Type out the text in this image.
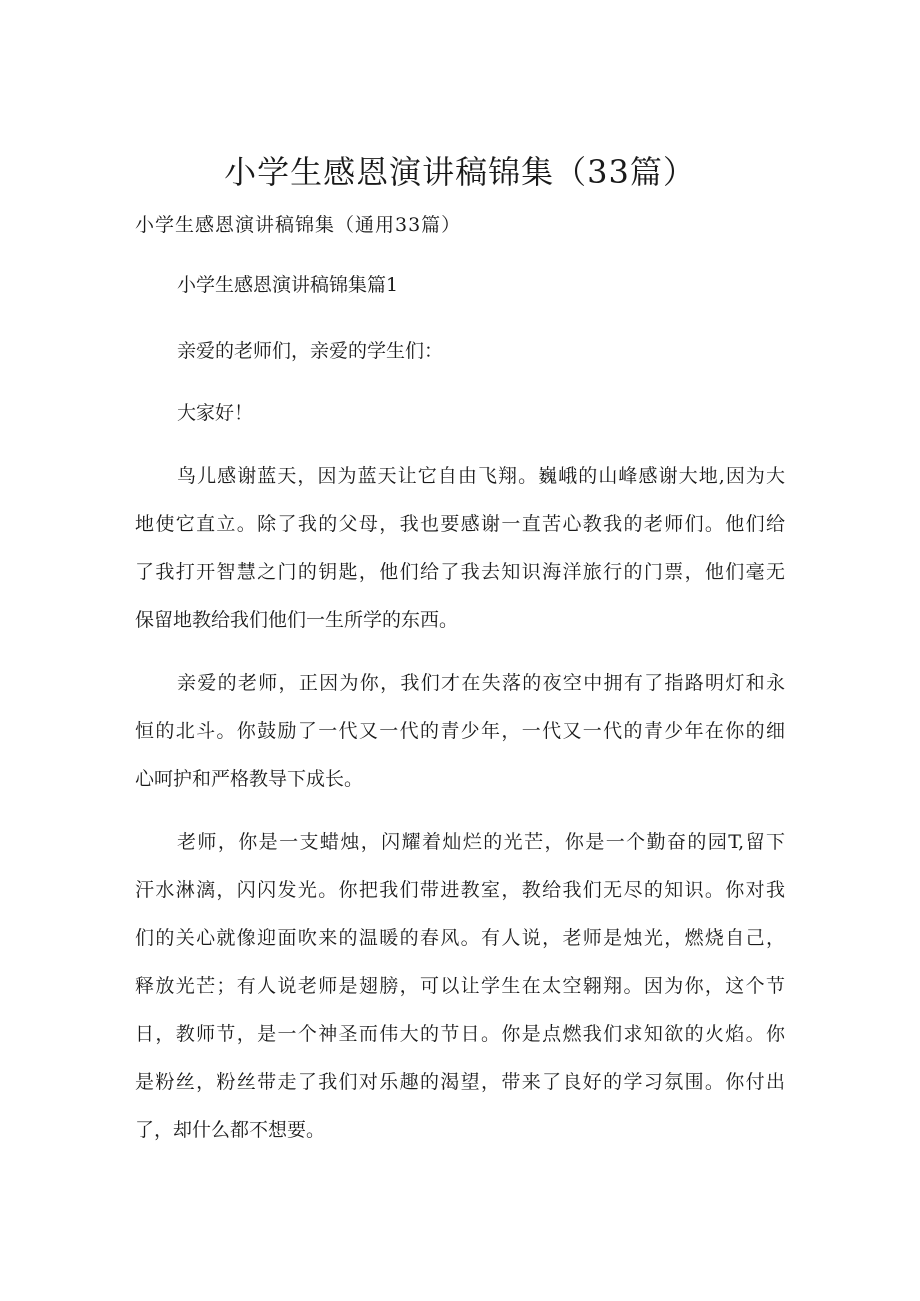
小学生感恩演讲稿锦集（33篇）
小学生感恩演讲稿锦集（通用33篇）
小学生感恩演讲稿锦集篇1
亲爱的老师们，亲爱的学生们：
大家好！
鸟儿感谢蓝天，因为蓝天让它自由飞翔。巍峨的山峰感谢大地,因为大
地使它直立。除了我的父母，我也要感谢一直苦心教我的老师们。他们给
了我打开智慧之门的钥匙，他们给了我去知识海洋旅行的门票，他们毫无
保留地教给我们他们一生所学的东西。
亲爱的老师，正因为你，我们才在失落的夜空中拥有了指路明灯和永
恒的北斗。你鼓励了一代又一代的青少年，一代又一代的青少年在你的细
心呵护和严格教导下成长。
老师，你是一支蜡烛，闪耀着灿烂的光芒，你是一个勤奋的园T,留下
汗水淋漓，闪闪发光。你把我们带进教室，教给我们无尽的知识。你对我
们的关心就像迎面吹来的温暖的春风。有人说，老师是烛光，燃烧自己，
释放光芒；有人说老师是翅膀，可以让学生在太空翱翔。因为你，这个节
日，教师节，是一个神圣而伟大的节日。你是点燃我们求知欲的火焰。你
是粉丝，粉丝带走了我们对乐趣的渴望，带来了良好的学习氛围。你付出
了，却什么都不想要。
================
- [Exercise task]: Keep the pictures out of the copy and write out the data exactly as it stands.

- [Answer for this exercise]:
Type out the text in this image.
小学生感恩演讲稿锦集（33篇）
小学生感恩演讲稿锦集（通用33篇）
小学生感恩演讲稿锦集篇1
亲爱的老师们，亲爱的学生们：
大家好！
鸟儿感谢蓝天，因为蓝天让它自由飞翔。巍峨的山峰感谢大地,因为大
地使它直立。除了我的父母，我也要感谢一直苦心教我的老师们。他们给
了我打开智慧之门的钥匙，他们给了我去知识海洋旅行的门票，他们毫无
保留地教给我们他们一生所学的东西。
亲爱的老师，正因为你，我们才在失落的夜空中拥有了指路明灯和永
恒的北斗。你鼓励了一代又一代的青少年，一代又一代的青少年在你的细
心呵护和严格教导下成长。
老师，你是一支蜡烛，闪耀着灿烂的光芒，你是一个勤奋的园T,留下
汗水淋漓，闪闪发光。你把我们带进教室，教给我们无尽的知识。你对我
们的关心就像迎面吹来的温暖的春风。有人说，老师是烛光，燃烧自己，
释放光芒；有人说老师是翅膀，可以让学生在太空翱翔。因为你，这个节
日，教师节，是一个神圣而伟大的节日。你是点燃我们求知欲的火焰。你
是粉丝，粉丝带走了我们对乐趣的渴望，带来了良好的学习氛围。你付出
了，却什么都不想要。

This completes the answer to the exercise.